● **TO DO**
Transcribe the listing that follows in full, omitting pictures.
--- Start RECORDS ---
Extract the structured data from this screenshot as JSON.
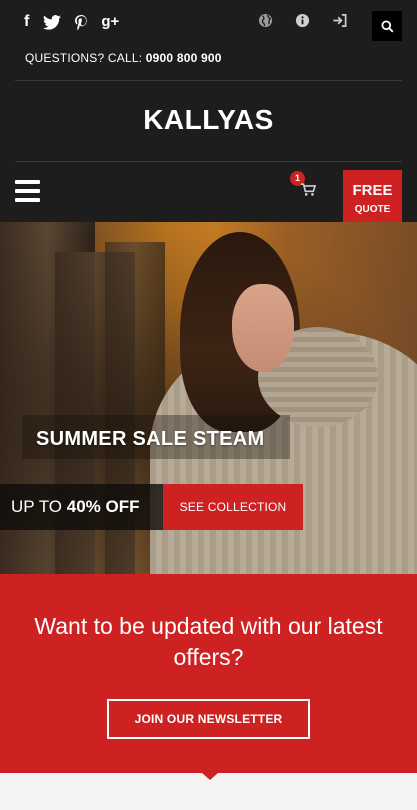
{
  "topbar": {
    "social": [
      "facebook-icon",
      "twitter-icon",
      "pinterest-icon",
      "google-plus-icon"
    ],
    "facebook_glyph": "f",
    "gplus_glyph": "g+",
    "right_icons": [
      "globe-icon",
      "info-icon",
      "login-icon"
    ],
    "search_icon": "search-icon"
  },
  "contact": {
    "label": "QUESTIONS? CALL:",
    "phone": "0900 800 900"
  },
  "logo": {
    "text": "KALLYAS"
  },
  "nav": {
    "menu_icon": "hamburger-icon",
    "cart_count": "1",
    "cart_icon": "cart-icon",
    "quote_line1": "FREE",
    "quote_line2": "QUOTE"
  },
  "hero": {
    "title": "SUMMER SALE STEAM",
    "subtitle_prefix": "UP TO",
    "subtitle_highlight": "40% OFF",
    "cta_label": "SEE COLLECTION"
  },
  "newsletter": {
    "text": "Want to be updated with our latest offers?",
    "button_label": "JOIN OUR NEWSLETTER"
  },
  "colors": {
    "header_bg": "#1d1d1d",
    "accent": "#cd2122",
    "newsletter_bg": "#cd2122"
  }
}
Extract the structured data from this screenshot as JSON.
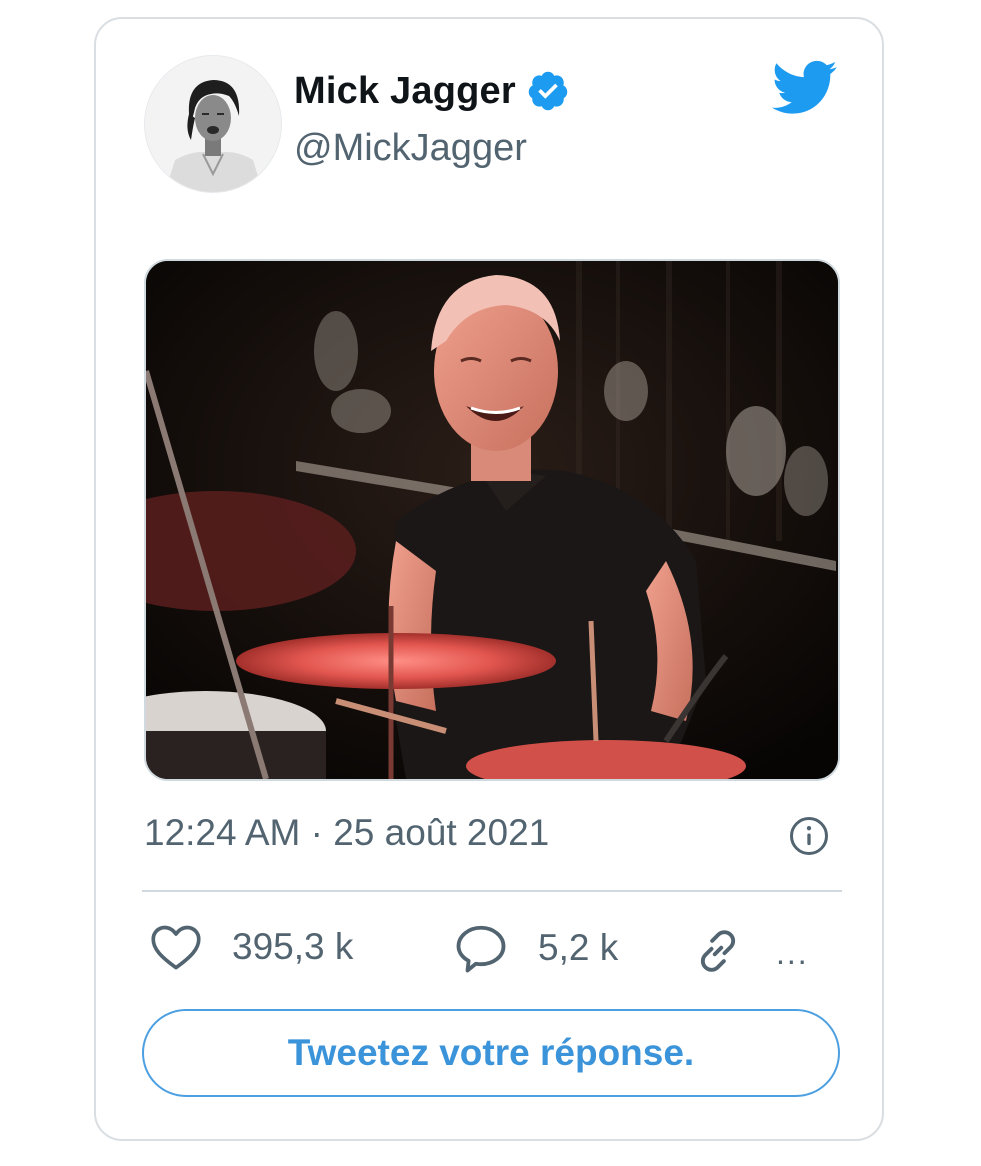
{
  "tweet": {
    "author": {
      "display_name": "Mick Jagger",
      "handle": "@MickJagger",
      "verified": true,
      "avatar": "avatar-photo"
    },
    "brand_icon": "twitter-bird-icon",
    "media": {
      "description": "tweet-photo"
    },
    "timestamp": "12:24 AM · 25 août 2021",
    "info_icon": "info-icon",
    "actions": {
      "likes": {
        "icon": "heart-icon",
        "count": "395,3 k"
      },
      "replies": {
        "icon": "reply-bubble-icon",
        "count": "5,2 k"
      },
      "copy_link": {
        "icon": "link-icon"
      },
      "more": {
        "label": "..."
      }
    },
    "reply_button": {
      "label": "Tweetez votre réponse."
    }
  },
  "colors": {
    "brand_blue": "#1d9bf0",
    "button_blue": "#3b94d9",
    "text_primary": "#0f1419",
    "text_secondary": "#536471",
    "border": "#cfd9de"
  }
}
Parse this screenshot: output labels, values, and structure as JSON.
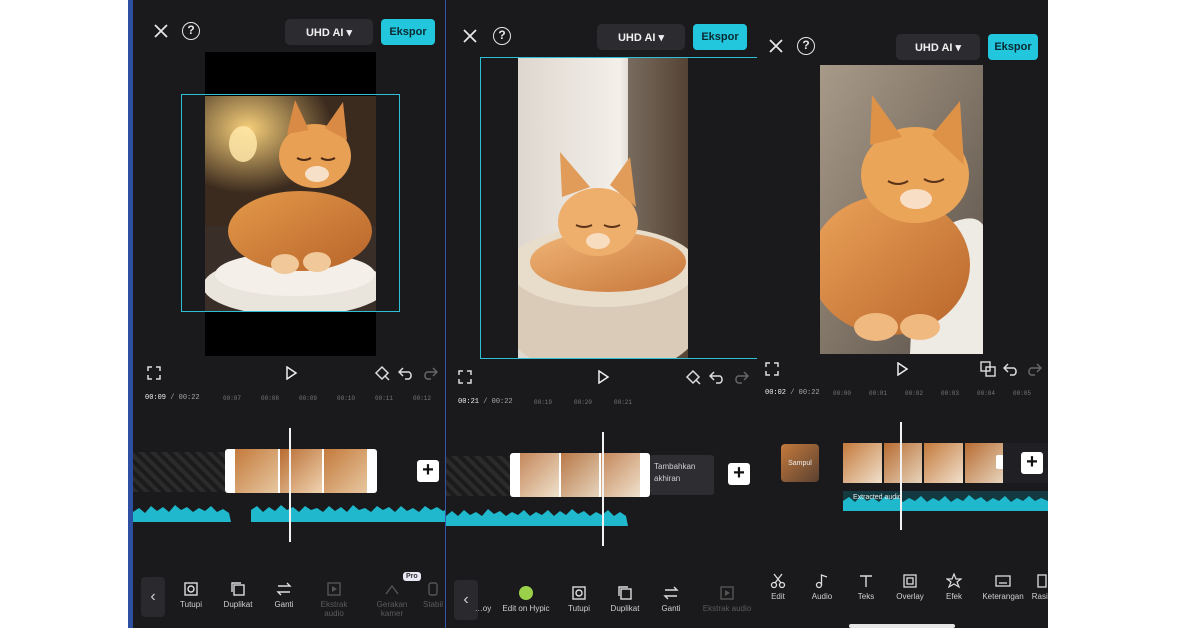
{
  "panels": [
    {
      "header": {
        "uhd_label": "UHD AI ▾",
        "export_label": "Ekspor"
      },
      "timeline": {
        "current": "00:09",
        "total": "00:22",
        "ticks": [
          "00:07",
          "00:08",
          "00:09",
          "00:10",
          "00:11",
          "00:12"
        ]
      },
      "toolbar": [
        {
          "label": "Tutupi",
          "icon": "mask-icon",
          "enabled": true
        },
        {
          "label": "Duplikat",
          "icon": "duplicate-icon",
          "enabled": true
        },
        {
          "label": "Ganti",
          "icon": "replace-icon",
          "enabled": true
        },
        {
          "label": "Ekstrak audio",
          "icon": "extract-audio-icon",
          "enabled": false
        },
        {
          "label": "Gerakan kamer",
          "icon": "camera-motion-icon",
          "enabled": false
        },
        {
          "label": "Stabil",
          "icon": "stabilize-icon",
          "enabled": false
        }
      ],
      "pro_badge": "Pro"
    },
    {
      "header": {
        "uhd_label": "UHD AI ▾",
        "export_label": "Ekspor"
      },
      "timeline": {
        "current": "00:21",
        "total": "00:22",
        "ticks": [
          "00:19",
          "00:20",
          "00:21"
        ]
      },
      "add_ending_label": "Tambahkan akhiran",
      "toolbar": [
        {
          "label": "…oy",
          "icon": "partial-icon",
          "enabled": true
        },
        {
          "label": "Edit on Hypic",
          "icon": "hypic-icon",
          "enabled": true
        },
        {
          "label": "Tutupi",
          "icon": "mask-icon",
          "enabled": true
        },
        {
          "label": "Duplikat",
          "icon": "duplicate-icon",
          "enabled": true
        },
        {
          "label": "Ganti",
          "icon": "replace-icon",
          "enabled": true
        },
        {
          "label": "Ekstrak audio",
          "icon": "extract-audio-icon",
          "enabled": false
        }
      ]
    },
    {
      "header": {
        "uhd_label": "UHD AI ▾",
        "export_label": "Ekspor"
      },
      "timeline": {
        "current": "00:02",
        "total": "00:22",
        "ticks": [
          "00:00",
          "00:01",
          "00:02",
          "00:03",
          "00:04",
          "00:05"
        ]
      },
      "cover_label": "Sampul",
      "audio_track_label": "Extracted audio",
      "toolbar": [
        {
          "label": "Edit",
          "icon": "scissors-icon",
          "enabled": true
        },
        {
          "label": "Audio",
          "icon": "music-note-icon",
          "enabled": true
        },
        {
          "label": "Teks",
          "icon": "text-icon",
          "enabled": true
        },
        {
          "label": "Overlay",
          "icon": "overlay-icon",
          "enabled": true
        },
        {
          "label": "Efek",
          "icon": "effects-icon",
          "enabled": true
        },
        {
          "label": "Keterangan",
          "icon": "captions-icon",
          "enabled": true
        },
        {
          "label": "Rasio",
          "icon": "ratio-icon",
          "enabled": true
        }
      ]
    }
  ],
  "colors": {
    "accent": "#22c6dd",
    "panel_bg": "#1a1a1c",
    "audio_wave": "#1fb8cc"
  }
}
--- End RECORDS ---
● **TASK RESPONSE**
Extract the structured data from this screenshot as JSON.
{
  "topbar": {
    "social": [
      "facebook-icon",
      "twitter-icon",
      "pinterest-icon",
      "google-plus-icon"
    ],
    "facebook_glyph": "f",
    "gplus_glyph": "g+",
    "right_icons": [
      "globe-icon",
      "info-icon",
      "login-icon"
    ],
    "search_icon": "search-icon"
  },
  "contact": {
    "label": "QUESTIONS? CALL:",
    "phone": "0900 800 900"
  },
  "logo": {
    "text": "KALLYAS"
  },
  "nav": {
    "menu_icon": "hamburger-icon",
    "cart_count": "1",
    "cart_icon": "cart-icon",
    "quote_line1": "FREE",
    "quote_line2": "QUOTE"
  },
  "hero": {
    "title": "SUMMER SALE STEAM",
    "subtitle_prefix": "UP TO",
    "subtitle_highlight": "40% OFF",
    "cta_label": "SEE COLLECTION"
  },
  "newsletter": {
    "text": "Want to be updated with our latest offers?",
    "button_label": "JOIN OUR NEWSLETTER"
  },
  "colors": {
    "header_bg": "#1d1d1d",
    "accent": "#cd2122",
    "newsletter_bg": "#cd2122"
  }
}
Extract the structured data from this screenshot as JSON.
{
  "tweet": {
    "author": {
      "display_name": "Mick Jagger",
      "handle": "@MickJagger",
      "verified": true,
      "avatar": "avatar-photo"
    },
    "brand_icon": "twitter-bird-icon",
    "media": {
      "description": "tweet-photo"
    },
    "timestamp": "12:24 AM · 25 août 2021",
    "info_icon": "info-icon",
    "actions": {
      "likes": {
        "icon": "heart-icon",
        "count": "395,3 k"
      },
      "replies": {
        "icon": "reply-bubble-icon",
        "count": "5,2 k"
      },
      "copy_link": {
        "icon": "link-icon"
      },
      "more": {
        "label": "..."
      }
    },
    "reply_button": {
      "label": "Tweetez votre réponse."
    }
  },
  "colors": {
    "brand_blue": "#1d9bf0",
    "button_blue": "#3b94d9",
    "text_primary": "#0f1419",
    "text_secondary": "#536471",
    "border": "#cfd9de"
  }
}
Parse this screenshot: output labels, values, and structure as JSON.
{
  "panels": [
    {
      "header": {
        "uhd_label": "UHD AI ▾",
        "export_label": "Ekspor"
      },
      "timeline": {
        "current": "00:09",
        "total": "00:22",
        "ticks": [
          "00:07",
          "00:08",
          "00:09",
          "00:10",
          "00:11",
          "00:12"
        ]
      },
      "toolbar": [
        {
          "label": "Tutupi",
          "icon": "mask-icon",
          "enabled": true
        },
        {
          "label": "Duplikat",
          "icon": "duplicate-icon",
          "enabled": true
        },
        {
          "label": "Ganti",
          "icon": "replace-icon",
          "enabled": true
        },
        {
          "label": "Ekstrak audio",
          "icon": "extract-audio-icon",
          "enabled": false
        },
        {
          "label": "Gerakan kamer",
          "icon": "camera-motion-icon",
          "enabled": false
        },
        {
          "label": "Stabil",
          "icon": "stabilize-icon",
          "enabled": false
        }
      ],
      "pro_badge": "Pro"
    },
    {
      "header": {
        "uhd_label": "UHD AI ▾",
        "export_label": "Ekspor"
      },
      "timeline": {
        "current": "00:21",
        "total": "00:22",
        "ticks": [
          "00:19",
          "00:20",
          "00:21"
        ]
      },
      "add_ending_label": "Tambahkan akhiran",
      "toolbar": [
        {
          "label": "…oy",
          "icon": "partial-icon",
          "enabled": true
        },
        {
          "label": "Edit on Hypic",
          "icon": "hypic-icon",
          "enabled": true
        },
        {
          "label": "Tutupi",
          "icon": "mask-icon",
          "enabled": true
        },
        {
          "label": "Duplikat",
          "icon": "duplicate-icon",
          "enabled": true
        },
        {
          "label": "Ganti",
          "icon": "replace-icon",
          "enabled": true
        },
        {
          "label": "Ekstrak audio",
          "icon": "extract-audio-icon",
          "enabled": false
        }
      ]
    },
    {
      "header": {
        "uhd_label": "UHD AI ▾",
        "export_label": "Ekspor"
      },
      "timeline": {
        "current": "00:02",
        "total": "00:22",
        "ticks": [
          "00:00",
          "00:01",
          "00:02",
          "00:03",
          "00:04",
          "00:05"
        ]
      },
      "cover_label": "Sampul",
      "audio_track_label": "Extracted audio",
      "toolbar": [
        {
          "label": "Edit",
          "icon": "scissors-icon",
          "enabled": true
        },
        {
          "label": "Audio",
          "icon": "music-note-icon",
          "enabled": true
        },
        {
          "label": "Teks",
          "icon": "text-icon",
          "enabled": true
        },
        {
          "label": "Overlay",
          "icon": "overlay-icon",
          "enabled": true
        },
        {
          "label": "Efek",
          "icon": "effects-icon",
          "enabled": true
        },
        {
          "label": "Keterangan",
          "icon": "captions-icon",
          "enabled": true
        },
        {
          "label": "Rasio",
          "icon": "ratio-icon",
          "enabled": true
        }
      ]
    }
  ],
  "colors": {
    "accent": "#22c6dd",
    "panel_bg": "#1a1a1c",
    "audio_wave": "#1fb8cc"
  }
}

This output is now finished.